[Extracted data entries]
BEGIN

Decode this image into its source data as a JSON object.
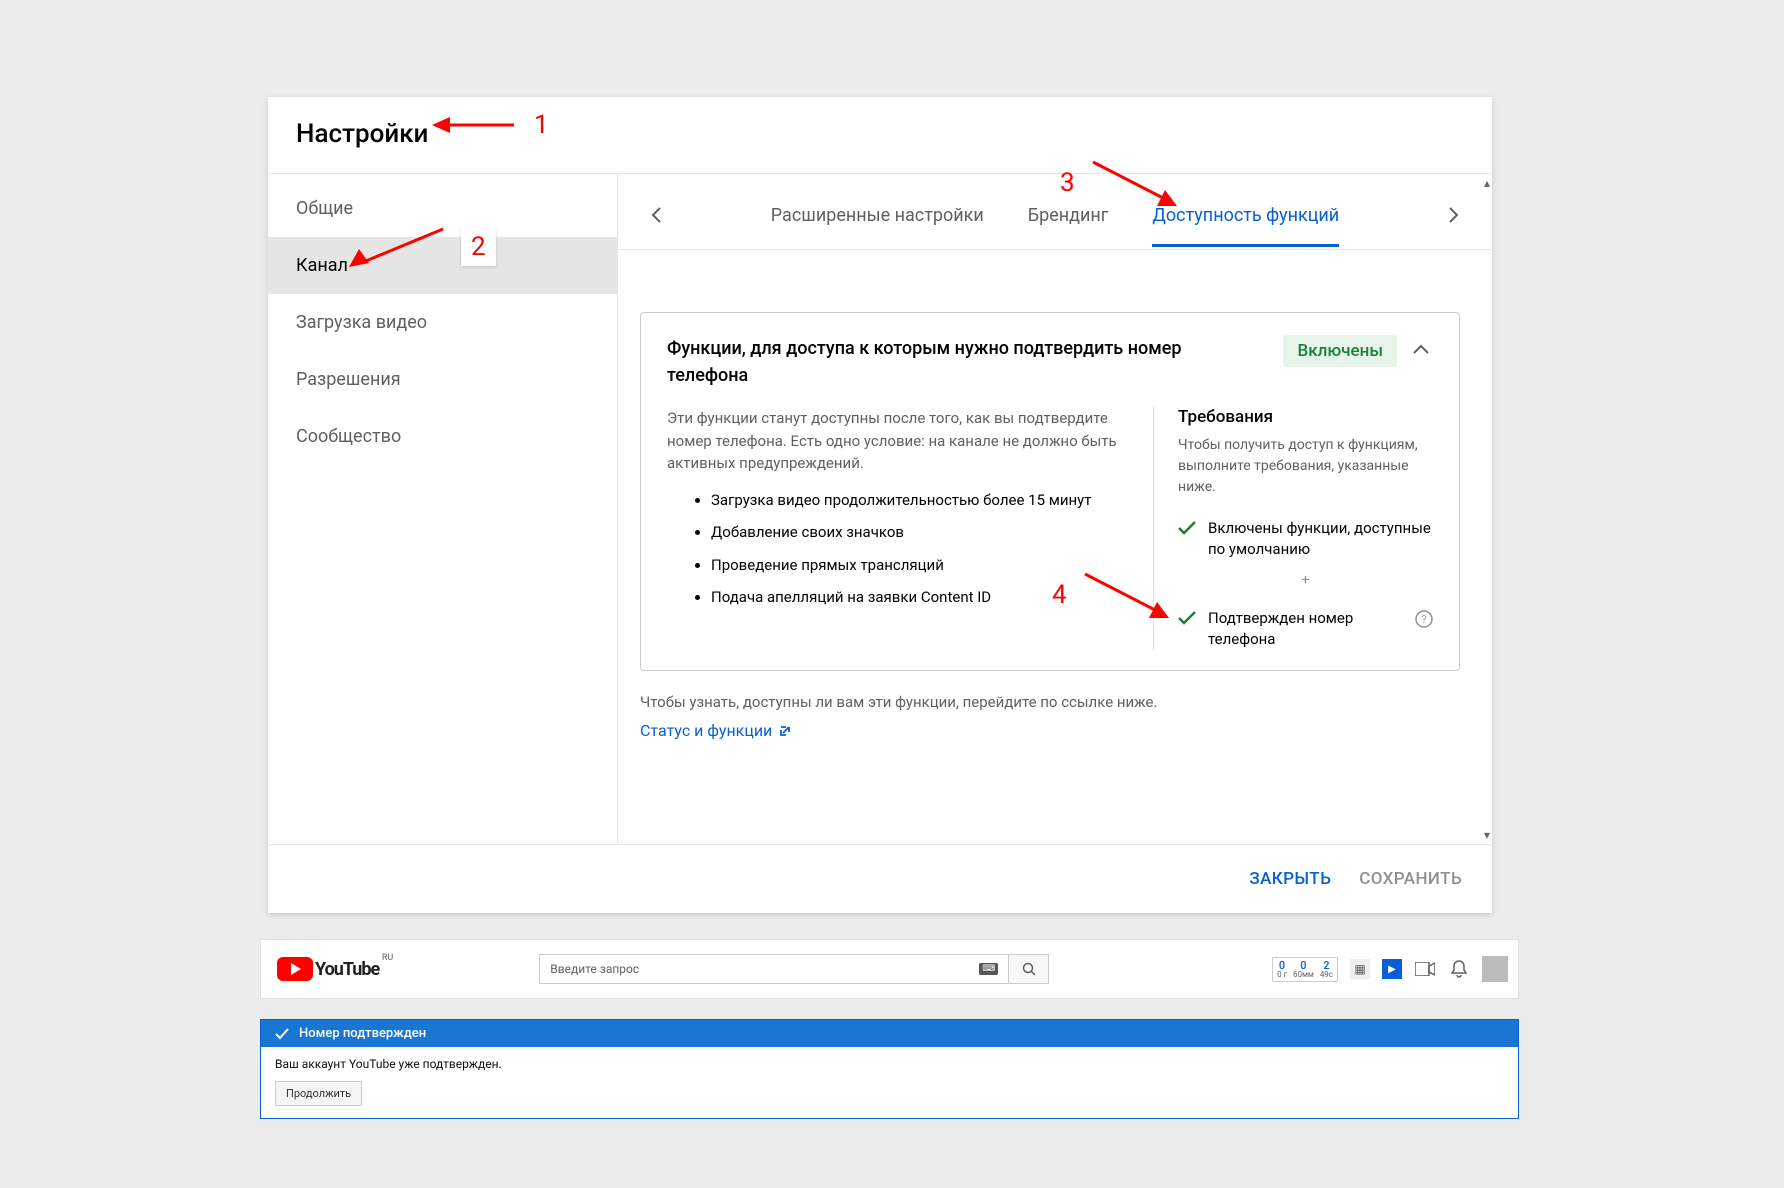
{
  "dialog": {
    "title": "Настройки",
    "sidebar": [
      {
        "label": "Общие",
        "active": false
      },
      {
        "label": "Канал",
        "active": true
      },
      {
        "label": "Загрузка видео",
        "active": false
      },
      {
        "label": "Разрешения",
        "active": false
      },
      {
        "label": "Сообщество",
        "active": false
      }
    ],
    "tabs": [
      {
        "label": "Расширенные настройки",
        "active": false
      },
      {
        "label": "Брендинг",
        "active": false
      },
      {
        "label": "Доступность функций",
        "active": true
      }
    ],
    "card": {
      "title": "Функции, для доступа к которым нужно подтвердить номер телефона",
      "status": "Включены",
      "desc": "Эти функции станут доступны после того, как вы подтвердите номер телефона. Есть одно условие: на канале не должно быть активных предупреждений.",
      "features": [
        "Загрузка видео продолжительностью более 15 минут",
        "Добавление своих значков",
        "Проведение прямых трансляций",
        "Подача апелляций на заявки Content ID"
      ],
      "reqTitle": "Требования",
      "reqDesc": "Чтобы получить доступ к функциям, выполните требования, указанные ниже.",
      "req1": "Включены функции, доступные по умолчанию",
      "req2": "Подтвержден номер телефона",
      "plus": "+"
    },
    "footnote": "Чтобы узнать, доступны ли вам эти функции, перейдите по ссылке ниже.",
    "link": "Статус и функции",
    "close": "ЗАКРЫТЬ",
    "save": "СОХРАНИТЬ"
  },
  "annotations": {
    "n1": "1",
    "n2": "2",
    "n3": "3",
    "n4": "4"
  },
  "yt": {
    "brand": "YouTube",
    "region": "RU",
    "searchPlaceholder": "Введите запрос",
    "stats": [
      {
        "top": "0",
        "bot": "0 г"
      },
      {
        "top": "0",
        "bot": "60мм"
      },
      {
        "top": "2",
        "bot": "49с"
      }
    ],
    "bannerTitle": "Номер подтвержден",
    "bannerBody": "Ваш аккаунт YouTube уже подтвержден.",
    "continue": "Продолжить"
  }
}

END

> Task goal: Gather each line in these records that contains the string "телефона".

> Exercise answer:
      "title": "Функции, для доступа к которым нужно подтвердить номер телефона",
      "desc": "Эти функции станут доступны после того, как вы подтвердите номер телефона. Есть одно условие: на канале не должно быть активных предупреждений.",
      "req2": "Подтвержден номер телефона",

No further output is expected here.